Photo illustration by John Lyman

Politicians are Dreamers…Not Visionaries

A visionary is someone who possesses insight and foresight: politicians are known for neither. After the Cold War, a mindset of the U.S. vs Russia need not have occurred. Miscalculations fostered missteps which got us where we are today–which is not a good place to be.

It is difficult to imagine a period since the end of the Cold War when relations between Moscow and Washington have been quite so contentious. And that makes for international peril. Without some basic level of diplomatic trust and understanding between them, any dialogue rests upon an unstable foundation. With the Cold War at an end for over 30 years, how is it that the U.S. still perceives Russia as a threat?

DATASET SECTION -
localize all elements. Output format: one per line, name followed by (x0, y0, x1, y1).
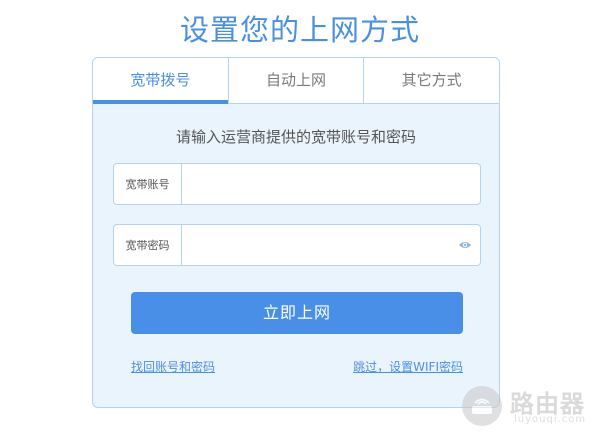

GOAL - According to the piece on politicians as dreamers, why do contentious relations between Moscow and Washington create international peril? Answer in one to three sentences.

ANSWER - Without some basic level of diplomatic trust and understanding between the two, any dialogue between them rests on an unstable foundation. Relations as contentious as they are now lack that base, which makes them perilous.